◆ Data ◆
#####

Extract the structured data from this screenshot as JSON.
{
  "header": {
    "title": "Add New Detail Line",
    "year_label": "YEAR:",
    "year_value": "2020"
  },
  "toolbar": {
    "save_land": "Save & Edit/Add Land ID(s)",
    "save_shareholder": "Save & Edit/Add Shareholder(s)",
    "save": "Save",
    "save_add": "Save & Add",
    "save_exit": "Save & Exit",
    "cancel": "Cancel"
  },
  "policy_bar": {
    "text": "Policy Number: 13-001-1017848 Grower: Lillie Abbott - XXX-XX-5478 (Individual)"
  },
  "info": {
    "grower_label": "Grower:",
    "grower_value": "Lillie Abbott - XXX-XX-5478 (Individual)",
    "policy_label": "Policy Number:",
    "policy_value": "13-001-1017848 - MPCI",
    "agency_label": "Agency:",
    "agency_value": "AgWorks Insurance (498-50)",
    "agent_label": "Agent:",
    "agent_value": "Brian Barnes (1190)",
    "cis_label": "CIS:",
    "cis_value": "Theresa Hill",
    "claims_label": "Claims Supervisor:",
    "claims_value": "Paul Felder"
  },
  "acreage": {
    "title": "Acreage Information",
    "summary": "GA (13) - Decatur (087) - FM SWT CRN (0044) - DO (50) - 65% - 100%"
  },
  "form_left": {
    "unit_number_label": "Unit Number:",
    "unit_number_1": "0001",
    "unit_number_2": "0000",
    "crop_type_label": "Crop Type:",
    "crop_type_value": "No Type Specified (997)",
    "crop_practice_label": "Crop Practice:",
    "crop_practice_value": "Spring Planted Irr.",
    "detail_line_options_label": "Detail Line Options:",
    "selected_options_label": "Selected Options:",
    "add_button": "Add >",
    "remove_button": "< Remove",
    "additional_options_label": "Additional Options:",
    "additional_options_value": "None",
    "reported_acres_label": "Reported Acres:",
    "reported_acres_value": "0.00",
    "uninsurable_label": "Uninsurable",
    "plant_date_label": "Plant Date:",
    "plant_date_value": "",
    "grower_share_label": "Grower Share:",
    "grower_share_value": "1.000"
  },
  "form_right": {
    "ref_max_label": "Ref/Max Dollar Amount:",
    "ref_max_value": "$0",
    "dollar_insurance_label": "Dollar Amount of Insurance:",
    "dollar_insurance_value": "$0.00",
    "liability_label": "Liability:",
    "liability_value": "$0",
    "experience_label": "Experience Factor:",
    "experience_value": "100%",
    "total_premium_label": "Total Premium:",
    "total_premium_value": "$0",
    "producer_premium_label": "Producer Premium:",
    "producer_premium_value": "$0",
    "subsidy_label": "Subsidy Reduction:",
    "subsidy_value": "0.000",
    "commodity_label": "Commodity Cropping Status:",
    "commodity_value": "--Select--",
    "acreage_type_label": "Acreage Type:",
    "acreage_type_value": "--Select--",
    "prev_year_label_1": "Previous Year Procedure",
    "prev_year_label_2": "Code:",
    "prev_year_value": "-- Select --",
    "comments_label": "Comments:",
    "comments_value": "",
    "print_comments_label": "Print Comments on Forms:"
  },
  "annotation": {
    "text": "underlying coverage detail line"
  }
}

#####

◆ Given instruction ◆
Copy every record above exactly as it appears.

◆ Response to the exercise ◆
Extract the structured data from this screenshot as JSON.
{
  "header": {
    "title": "Add New Detail Line",
    "year_label": "YEAR:",
    "year_value": "2020"
  },
  "toolbar": {
    "save_land": "Save & Edit/Add Land ID(s)",
    "save_shareholder": "Save & Edit/Add Shareholder(s)",
    "save": "Save",
    "save_add": "Save & Add",
    "save_exit": "Save & Exit",
    "cancel": "Cancel"
  },
  "policy_bar": {
    "text": "Policy Number: 13-001-1017848 Grower: Lillie Abbott - XXX-XX-5478 (Individual)"
  },
  "info": {
    "grower_label": "Grower:",
    "grower_value": "Lillie Abbott - XXX-XX-5478 (Individual)",
    "policy_label": "Policy Number:",
    "policy_value": "13-001-1017848 - MPCI",
    "agency_label": "Agency:",
    "agency_value": "AgWorks Insurance (498-50)",
    "agent_label": "Agent:",
    "agent_value": "Brian Barnes (1190)",
    "cis_label": "CIS:",
    "cis_value": "Theresa Hill",
    "claims_label": "Claims Supervisor:",
    "claims_value": "Paul Felder"
  },
  "acreage": {
    "title": "Acreage Information",
    "summary": "GA (13) - Decatur (087) - FM SWT CRN (0044) - DO (50) - 65% - 100%"
  },
  "form_left": {
    "unit_number_label": "Unit Number:",
    "unit_number_1": "0001",
    "unit_number_2": "0000",
    "crop_type_label": "Crop Type:",
    "crop_type_value": "No Type Specified (997)",
    "crop_practice_label": "Crop Practice:",
    "crop_practice_value": "Spring Planted Irr.",
    "detail_line_options_label": "Detail Line Options:",
    "selected_options_label": "Selected Options:",
    "add_button": "Add >",
    "remove_button": "< Remove",
    "additional_options_label": "Additional Options:",
    "additional_options_value": "None",
    "reported_acres_label": "Reported Acres:",
    "reported_acres_value": "0.00",
    "uninsurable_label": "Uninsurable",
    "plant_date_label": "Plant Date:",
    "plant_date_value": "",
    "grower_share_label": "Grower Share:",
    "grower_share_value": "1.000"
  },
  "form_right": {
    "ref_max_label": "Ref/Max Dollar Amount:",
    "ref_max_value": "$0",
    "dollar_insurance_label": "Dollar Amount of Insurance:",
    "dollar_insurance_value": "$0.00",
    "liability_label": "Liability:",
    "liability_value": "$0",
    "experience_label": "Experience Factor:",
    "experience_value": "100%",
    "total_premium_label": "Total Premium:",
    "total_premium_value": "$0",
    "producer_premium_label": "Producer Premium:",
    "producer_premium_value": "$0",
    "subsidy_label": "Subsidy Reduction:",
    "subsidy_value": "0.000",
    "commodity_label": "Commodity Cropping Status:",
    "commodity_value": "--Select--",
    "acreage_type_label": "Acreage Type:",
    "acreage_type_value": "--Select--",
    "prev_year_label_1": "Previous Year Procedure",
    "prev_year_label_2": "Code:",
    "prev_year_value": "-- Select --",
    "comments_label": "Comments:",
    "comments_value": "",
    "print_comments_label": "Print Comments on Forms:"
  },
  "annotation": {
    "text": "underlying coverage detail line"
  }
}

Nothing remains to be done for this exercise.